> WHAT YOU NEED TO DO: Without the pictures, repeat the listing character for character.

> SUPPLIED ENTRIES:
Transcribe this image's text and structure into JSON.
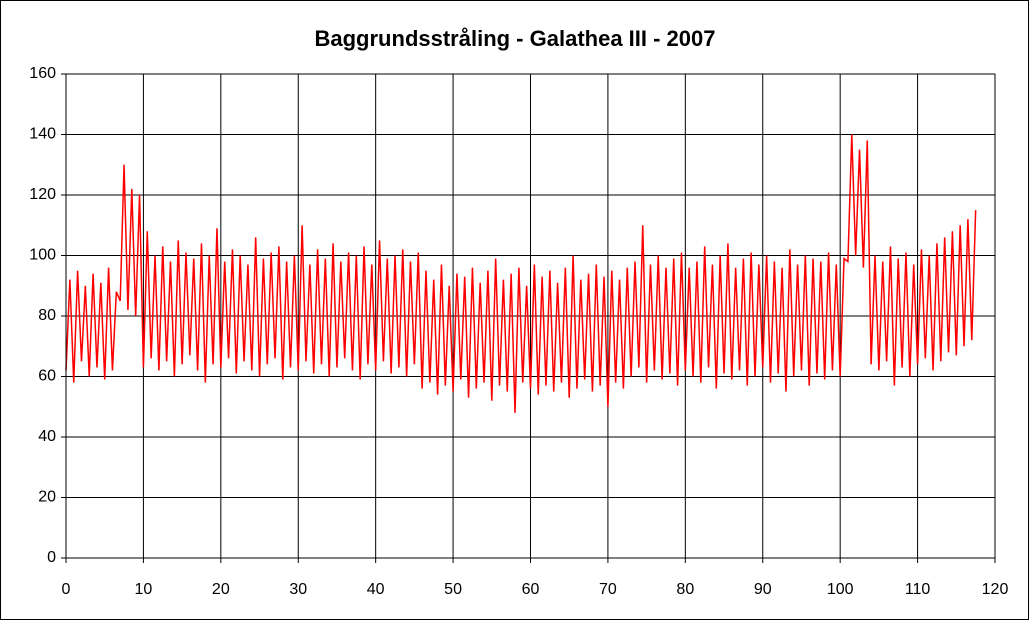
{
  "chart_data": {
    "type": "line",
    "title": "Baggrundsstråling - Galathea III - 2007",
    "color": "#ff0000",
    "grid": true,
    "xlim": [
      0,
      120
    ],
    "xticks": [
      0,
      10,
      20,
      30,
      40,
      50,
      60,
      70,
      80,
      90,
      100,
      110,
      120
    ],
    "ylim": [
      0,
      160
    ],
    "yticks": [
      0,
      20,
      40,
      60,
      80,
      100,
      120,
      140,
      160
    ],
    "x": [
      0,
      0.5,
      1,
      1.5,
      2,
      2.5,
      3,
      3.5,
      4,
      4.5,
      5,
      5.5,
      6,
      6.5,
      7,
      7.5,
      8,
      8.5,
      9,
      9.5,
      10,
      10.5,
      11,
      11.5,
      12,
      12.5,
      13,
      13.5,
      14,
      14.5,
      15,
      15.5,
      16,
      16.5,
      17,
      17.5,
      18,
      18.5,
      19,
      19.5,
      20,
      20.5,
      21,
      21.5,
      22,
      22.5,
      23,
      23.5,
      24,
      24.5,
      25,
      25.5,
      26,
      26.5,
      27,
      27.5,
      28,
      28.5,
      29,
      29.5,
      30,
      30.5,
      31,
      31.5,
      32,
      32.5,
      33,
      33.5,
      34,
      34.5,
      35,
      35.5,
      36,
      36.5,
      37,
      37.5,
      38,
      38.5,
      39,
      39.5,
      40,
      40.5,
      41,
      41.5,
      42,
      42.5,
      43,
      43.5,
      44,
      44.5,
      45,
      45.5,
      46,
      46.5,
      47,
      47.5,
      48,
      48.5,
      49,
      49.5,
      50,
      50.5,
      51,
      51.5,
      52,
      52.5,
      53,
      53.5,
      54,
      54.5,
      55,
      55.5,
      56,
      56.5,
      57,
      57.5,
      58,
      58.5,
      59,
      59.5,
      60,
      60.5,
      61,
      61.5,
      62,
      62.5,
      63,
      63.5,
      64,
      64.5,
      65,
      65.5,
      66,
      66.5,
      67,
      67.5,
      68,
      68.5,
      69,
      69.5,
      70,
      70.5,
      71,
      71.5,
      72,
      72.5,
      73,
      73.5,
      74,
      74.5,
      75,
      75.5,
      76,
      76.5,
      77,
      77.5,
      78,
      78.5,
      79,
      79.5,
      80,
      80.5,
      81,
      81.5,
      82,
      82.5,
      83,
      83.5,
      84,
      84.5,
      85,
      85.5,
      86,
      86.5,
      87,
      87.5,
      88,
      88.5,
      89,
      89.5,
      90,
      90.5,
      91,
      91.5,
      92,
      92.5,
      93,
      93.5,
      94,
      94.5,
      95,
      95.5,
      96,
      96.5,
      97,
      97.5,
      98,
      98.5,
      99,
      99.5,
      100,
      100.5,
      101,
      101.5,
      102,
      102.5,
      103,
      103.5,
      104,
      104.5,
      105,
      105.5,
      106,
      106.5,
      107,
      107.5,
      108,
      108.5,
      109,
      109.5,
      110,
      110.5,
      111,
      111.5,
      112,
      112.5,
      113,
      113.5,
      114,
      114.5,
      115,
      115.5,
      116,
      116.5,
      117,
      117.5
    ],
    "values": [
      62,
      92,
      58,
      95,
      65,
      90,
      60,
      94,
      63,
      91,
      59,
      96,
      62,
      88,
      85,
      130,
      82,
      122,
      80,
      120,
      63,
      108,
      66,
      100,
      62,
      103,
      65,
      98,
      60,
      105,
      64,
      101,
      67,
      99,
      62,
      104,
      58,
      100,
      64,
      109,
      63,
      98,
      66,
      102,
      61,
      100,
      65,
      97,
      62,
      106,
      60,
      99,
      64,
      101,
      66,
      103,
      59,
      98,
      63,
      100,
      62,
      110,
      65,
      97,
      61,
      102,
      64,
      99,
      60,
      104,
      63,
      98,
      66,
      101,
      62,
      100,
      59,
      103,
      64,
      97,
      62,
      105,
      65,
      99,
      61,
      100,
      63,
      102,
      60,
      98,
      64,
      101,
      56,
      95,
      58,
      92,
      54,
      97,
      57,
      90,
      55,
      94,
      59,
      93,
      53,
      96,
      56,
      91,
      58,
      95,
      52,
      99,
      57,
      92,
      55,
      94,
      48,
      96,
      58,
      90,
      56,
      97,
      54,
      93,
      57,
      95,
      55,
      91,
      58,
      96,
      53,
      100,
      56,
      92,
      59,
      94,
      55,
      97,
      57,
      93,
      50,
      95,
      58,
      92,
      56,
      96,
      60,
      98,
      63,
      110,
      58,
      97,
      62,
      100,
      59,
      96,
      61,
      99,
      57,
      101,
      62,
      96,
      60,
      98,
      58,
      103,
      63,
      97,
      56,
      100,
      61,
      104,
      59,
      96,
      62,
      99,
      57,
      101,
      60,
      97,
      63,
      100,
      58,
      98,
      61,
      96,
      55,
      102,
      60,
      97,
      62,
      100,
      57,
      99,
      61,
      98,
      59,
      101,
      62,
      97,
      60,
      99,
      98,
      140,
      100,
      135,
      96,
      138,
      64,
      100,
      62,
      98,
      65,
      103,
      57,
      99,
      63,
      101,
      60,
      97,
      64,
      102,
      66,
      100,
      62,
      104,
      65,
      106,
      68,
      108,
      67,
      110,
      70,
      112,
      72,
      115
    ]
  }
}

> COMPLETED EXERCISE:
Transcribe this image's text and structure into JSON.
{
  "chart_data": {
    "type": "line",
    "title": "Baggrundsstråling - Galathea III - 2007",
    "color": "#ff0000",
    "grid": true,
    "xlim": [
      0,
      120
    ],
    "xticks": [
      0,
      10,
      20,
      30,
      40,
      50,
      60,
      70,
      80,
      90,
      100,
      110,
      120
    ],
    "ylim": [
      0,
      160
    ],
    "yticks": [
      0,
      20,
      40,
      60,
      80,
      100,
      120,
      140,
      160
    ],
    "x": [
      0,
      0.5,
      1,
      1.5,
      2,
      2.5,
      3,
      3.5,
      4,
      4.5,
      5,
      5.5,
      6,
      6.5,
      7,
      7.5,
      8,
      8.5,
      9,
      9.5,
      10,
      10.5,
      11,
      11.5,
      12,
      12.5,
      13,
      13.5,
      14,
      14.5,
      15,
      15.5,
      16,
      16.5,
      17,
      17.5,
      18,
      18.5,
      19,
      19.5,
      20,
      20.5,
      21,
      21.5,
      22,
      22.5,
      23,
      23.5,
      24,
      24.5,
      25,
      25.5,
      26,
      26.5,
      27,
      27.5,
      28,
      28.5,
      29,
      29.5,
      30,
      30.5,
      31,
      31.5,
      32,
      32.5,
      33,
      33.5,
      34,
      34.5,
      35,
      35.5,
      36,
      36.5,
      37,
      37.5,
      38,
      38.5,
      39,
      39.5,
      40,
      40.5,
      41,
      41.5,
      42,
      42.5,
      43,
      43.5,
      44,
      44.5,
      45,
      45.5,
      46,
      46.5,
      47,
      47.5,
      48,
      48.5,
      49,
      49.5,
      50,
      50.5,
      51,
      51.5,
      52,
      52.5,
      53,
      53.5,
      54,
      54.5,
      55,
      55.5,
      56,
      56.5,
      57,
      57.5,
      58,
      58.5,
      59,
      59.5,
      60,
      60.5,
      61,
      61.5,
      62,
      62.5,
      63,
      63.5,
      64,
      64.5,
      65,
      65.5,
      66,
      66.5,
      67,
      67.5,
      68,
      68.5,
      69,
      69.5,
      70,
      70.5,
      71,
      71.5,
      72,
      72.5,
      73,
      73.5,
      74,
      74.5,
      75,
      75.5,
      76,
      76.5,
      77,
      77.5,
      78,
      78.5,
      79,
      79.5,
      80,
      80.5,
      81,
      81.5,
      82,
      82.5,
      83,
      83.5,
      84,
      84.5,
      85,
      85.5,
      86,
      86.5,
      87,
      87.5,
      88,
      88.5,
      89,
      89.5,
      90,
      90.5,
      91,
      91.5,
      92,
      92.5,
      93,
      93.5,
      94,
      94.5,
      95,
      95.5,
      96,
      96.5,
      97,
      97.5,
      98,
      98.5,
      99,
      99.5,
      100,
      100.5,
      101,
      101.5,
      102,
      102.5,
      103,
      103.5,
      104,
      104.5,
      105,
      105.5,
      106,
      106.5,
      107,
      107.5,
      108,
      108.5,
      109,
      109.5,
      110,
      110.5,
      111,
      111.5,
      112,
      112.5,
      113,
      113.5,
      114,
      114.5,
      115,
      115.5,
      116,
      116.5,
      117,
      117.5
    ],
    "values": [
      62,
      92,
      58,
      95,
      65,
      90,
      60,
      94,
      63,
      91,
      59,
      96,
      62,
      88,
      85,
      130,
      82,
      122,
      80,
      120,
      63,
      108,
      66,
      100,
      62,
      103,
      65,
      98,
      60,
      105,
      64,
      101,
      67,
      99,
      62,
      104,
      58,
      100,
      64,
      109,
      63,
      98,
      66,
      102,
      61,
      100,
      65,
      97,
      62,
      106,
      60,
      99,
      64,
      101,
      66,
      103,
      59,
      98,
      63,
      100,
      62,
      110,
      65,
      97,
      61,
      102,
      64,
      99,
      60,
      104,
      63,
      98,
      66,
      101,
      62,
      100,
      59,
      103,
      64,
      97,
      62,
      105,
      65,
      99,
      61,
      100,
      63,
      102,
      60,
      98,
      64,
      101,
      56,
      95,
      58,
      92,
      54,
      97,
      57,
      90,
      55,
      94,
      59,
      93,
      53,
      96,
      56,
      91,
      58,
      95,
      52,
      99,
      57,
      92,
      55,
      94,
      48,
      96,
      58,
      90,
      56,
      97,
      54,
      93,
      57,
      95,
      55,
      91,
      58,
      96,
      53,
      100,
      56,
      92,
      59,
      94,
      55,
      97,
      57,
      93,
      50,
      95,
      58,
      92,
      56,
      96,
      60,
      98,
      63,
      110,
      58,
      97,
      62,
      100,
      59,
      96,
      61,
      99,
      57,
      101,
      62,
      96,
      60,
      98,
      58,
      103,
      63,
      97,
      56,
      100,
      61,
      104,
      59,
      96,
      62,
      99,
      57,
      101,
      60,
      97,
      63,
      100,
      58,
      98,
      61,
      96,
      55,
      102,
      60,
      97,
      62,
      100,
      57,
      99,
      61,
      98,
      59,
      101,
      62,
      97,
      60,
      99,
      98,
      140,
      100,
      135,
      96,
      138,
      64,
      100,
      62,
      98,
      65,
      103,
      57,
      99,
      63,
      101,
      60,
      97,
      64,
      102,
      66,
      100,
      62,
      104,
      65,
      106,
      68,
      108,
      67,
      110,
      70,
      112,
      72,
      115
    ]
  }
}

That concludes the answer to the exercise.